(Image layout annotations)
§
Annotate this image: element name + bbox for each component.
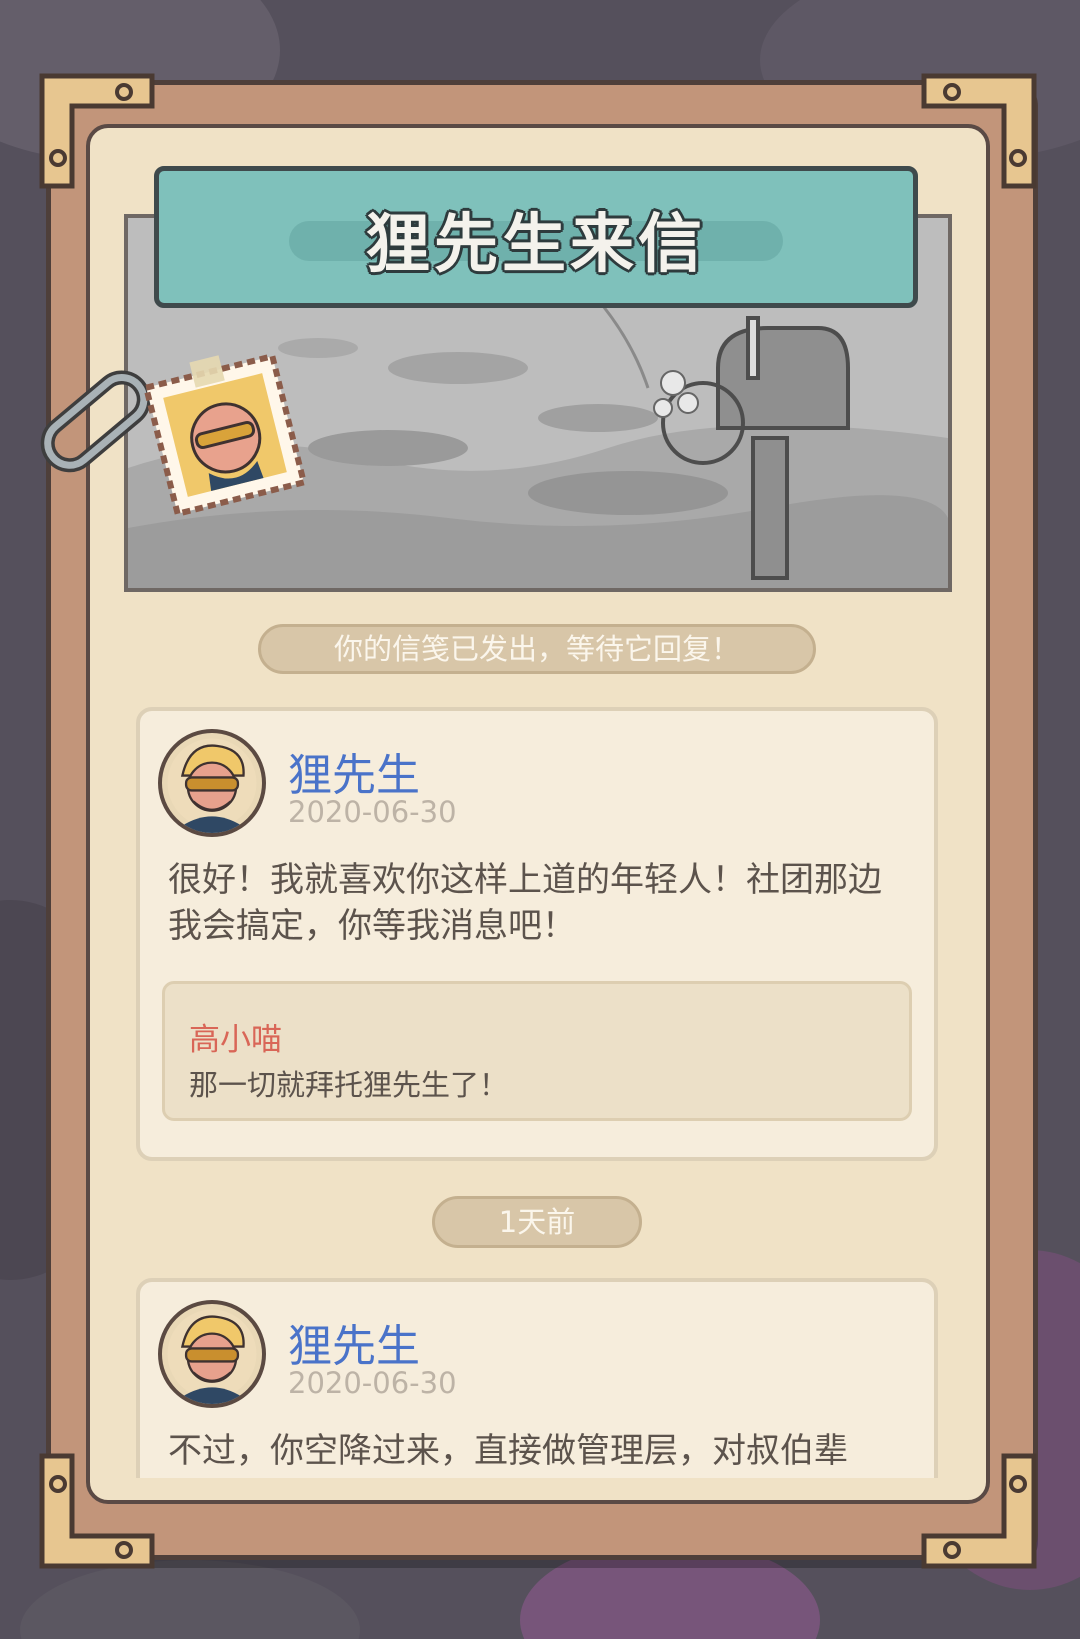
avatar — [158, 1300, 266, 1408]
message-date: 2020-06-30 — [288, 795, 457, 829]
page-title: 狸先生来信 — [366, 208, 706, 282]
corner-bracket — [920, 70, 1040, 190]
message-card: 狸先生 2020-06-30 很好！我就喜欢你这样上道的年轻人！社团那边我会搞定… — [136, 707, 938, 1161]
reply-box: 高小喵 那一切就拜托狸先生了！ — [162, 981, 912, 1121]
status-badge: 你的信笺已发出，等待它回复！ — [258, 624, 816, 674]
time-separator: 1天前 — [432, 1196, 642, 1248]
avatar-portrait-icon — [167, 738, 257, 833]
corner-bracket — [36, 70, 156, 190]
message-date: 2020-06-30 — [288, 1366, 457, 1400]
reply-sender-name: 高小喵 — [189, 1022, 282, 1058]
message-text: 不过，你空降过来，直接做管理层，对叔伯辈 — [168, 1431, 848, 1471]
stamp-portrait-icon — [140, 350, 310, 520]
avatar-portrait-icon — [167, 1309, 257, 1404]
corner-bracket — [36, 1452, 156, 1572]
sender-name: 狸先生 — [288, 750, 420, 801]
message-card: 狸先生 2020-06-30 不过，你空降过来，直接做管理层，对叔伯辈 — [136, 1278, 938, 1478]
sender-name: 狸先生 — [288, 1321, 420, 1372]
corner-bracket — [920, 1452, 1040, 1572]
title-plate: 狸先生来信 — [154, 166, 918, 308]
reply-text: 那一切就拜托狸先生了！ — [189, 1068, 509, 1102]
avatar — [158, 729, 266, 837]
message-text: 很好！我就喜欢你这样上道的年轻人！社团那边我会搞定，你等我消息吧！ — [168, 860, 882, 946]
scene-background: 狸先生来信 你的信笺已发出，等待它回复！ 狸先生 2020-06-30 很好！我… — [0, 0, 1080, 1639]
message-list-clip[interactable]: 狸先生 2020-06-30 不过，你空降过来，直接做管理层，对叔伯辈 — [86, 1270, 990, 1478]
§
§ What to produce
Reproduce the rows between the line holding "avatar — [158, 1300, 266, 1408]" and the line holding "corner-bracket — [36, 1452, 156, 1572]", inclusive, with no changes.

§ The result
avatar — [158, 1300, 266, 1408]
message-date: 2020-06-30 — [288, 795, 457, 829]
page-title: 狸先生来信 — [366, 208, 706, 282]
corner-bracket — [920, 70, 1040, 190]
message-card: 狸先生 2020-06-30 很好！我就喜欢你这样上道的年轻人！社团那边我会搞定… — [136, 707, 938, 1161]
reply-box: 高小喵 那一切就拜托狸先生了！ — [162, 981, 912, 1121]
status-badge: 你的信笺已发出，等待它回复！ — [258, 624, 816, 674]
time-separator: 1天前 — [432, 1196, 642, 1248]
avatar-portrait-icon — [167, 738, 257, 833]
corner-bracket — [36, 70, 156, 190]
message-date: 2020-06-30 — [288, 1366, 457, 1400]
reply-sender-name: 高小喵 — [189, 1022, 282, 1058]
message-text: 不过，你空降过来，直接做管理层，对叔伯辈 — [168, 1431, 848, 1471]
stamp-portrait-icon — [140, 350, 310, 520]
avatar-portrait-icon — [167, 1309, 257, 1404]
corner-bracket — [36, 1452, 156, 1572]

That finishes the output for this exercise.